--- Your goal ---
Check each line for the string "جلدت". Give only the count of lines that have it.
_ _ _
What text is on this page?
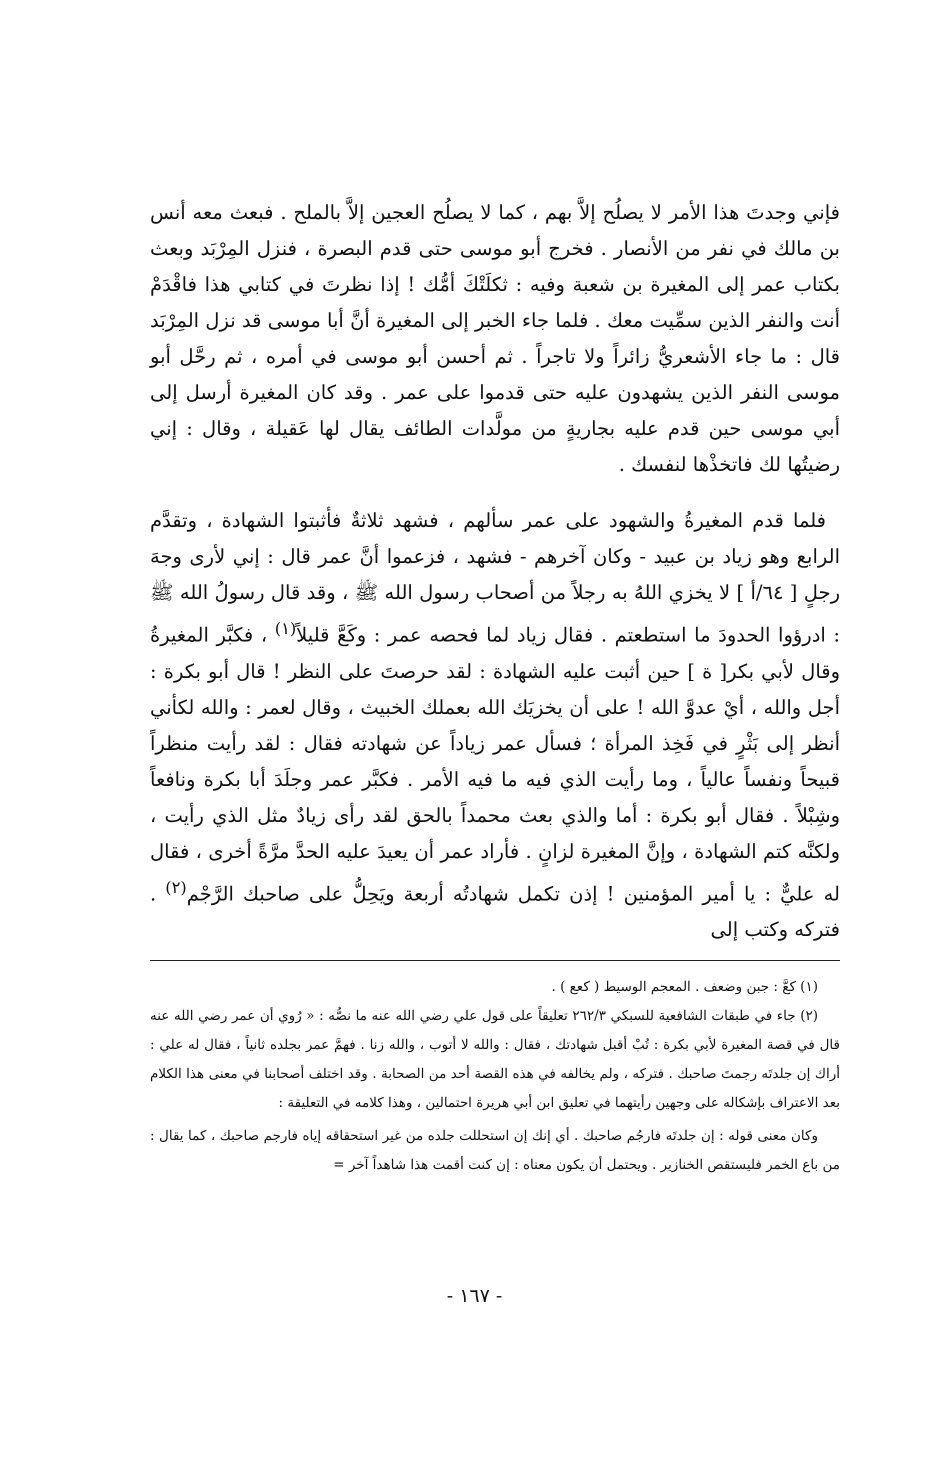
فإني وجدتَ هذا الأمر لا يصلُح إلاَّ بهم ، كما لا يصلُح العجين إلاَّ بالملح . فبعث معه أنس بن مالك في نفر من الأنصار . فخرج أبو موسى حتى قدم البصرة ، فنزل المِرْبَد وبعث بكتاب عمر إلى المغيرة بن شعبة وفيه : ثكلَتْكَ أمُّك ! إذا نظرتَ في كتابي هذا فاقْدَمْ أنت والنفر الذين سمِّيت معك . فلما جاء الخبر إلى المغيرة أنَّ أبا موسى قد نزل المِرْبَد قال : ما جاء الأشعريُّ زائراً ولا تاجراً . ثم أحسن أبو موسى في أمره ، ثم رحَّل أبو موسى النفر الذين يشهدون عليه حتى قدموا على عمر . وقد كان المغيرة أرسل إلى أبي موسى حين قدم عليه بجاريةٍ من مولَّدات الطائف يقال لها عَقيلة ، وقال : إني رضيتُها لك فاتخذْها لنفسك .

فلما قدم المغيرةُ والشهود على عمر سألهم ، فشهد ثلاثةٌ فأثبتوا الشهادة ، وتقدَّم الرابع وهو زياد بن عبيد - وكان آخرهم - فشهد ، فزعموا أنَّ عمر قال : إني لأرى وجهَ رجلٍ [ ٦٤/أ ] لا يخزي اللهُ به رجلاً من أصحاب رسول الله ﷺ ، وقد قال رسولُ الله ﷺ : ادرؤوا الحدودَ ما استطعتم . فقال زياد لما فحصه عمر : وكَعَّ قليلاً$^{(١)}$ ، فكبَّر المغيرةُ وقال لأبي بكر[ ة ] حين أثبت عليه الشهادة : لقد حرصتَ على النظر ! قال أبو بكرة : أجل والله ، أيْ عدوَّ الله ! على أن يخزيَك الله بعملك الخبيث ، وقال لعمر : والله لكأني أنظر إلى بَثْرٍ في فَخِذ المرأة ؛ فسأل عمر زياداً عن شهادته فقال : لقد رأيت منظراً قبيحاً ونفساً عالياً ، وما رأيت الذي فيه ما فيه الأمر . فكبَّر عمر وجلَدَ أبا بكرة ونافعاً وشِبْلاً . فقال أبو بكرة : أما والذي بعث محمداً بالحق لقد رأى زيادٌ مثل الذي رأيت ، ولكنَّه كتم الشهادة ، وإنَّ المغيرة لزانٍ . فأراد عمر أن يعيدَ عليه الحدَّ مرَّةً أخرى ، فقال له عليٌّ : يا أمير المؤمنين ! إذن تكمل شهادتُه أربعة ويَحِلُّ على صاحبك الرَّجْم$^{(٢)}$ . فتركه وكتب إلى

(١) كعَّ : جبن وضعف . المعجم الوسيط ( كعع ) .

(٢) جاء في طبقات الشافعية للسبكي ٢٦٢/٣ تعليقاً على قول علي رضي الله عنه ما نصُّه : « رُوي أن عمر رضي الله عنه قال في قصة المغيرة لأبي بكرة : تُبْ أقبل شهادتك ، فقال : والله لا أتوب ، والله زنا . فهمَّ عمر بجلده ثانياً ، فقال له علي : أراك إن جلدتَه رجمتَ صاحبك . فتركه ، ولم يخالفه في هذه القصة أحد من الصحابة . وقد اختلف أصحابنا في معنى هذا الكلام بعد الاعتراف بإشكاله على وجهين رأيتهما في تعليق ابن أبي هريرة احتمالين ، وهذا كلامه في التعليقة :

وكان معنى قوله : إن جلدتَه فارجُم صاحبك . أي إنك إن استحللت جلده من غير استحقاقه إياه فارجم صاحبك ، كما يقال : من باع الخمر فليستقص الخنازير . ويحتمل أن يكون معناه : إن كنت أقمت هذا شاهداً آخر =

- ١٦٧ -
_ _ _
--- Result ---
2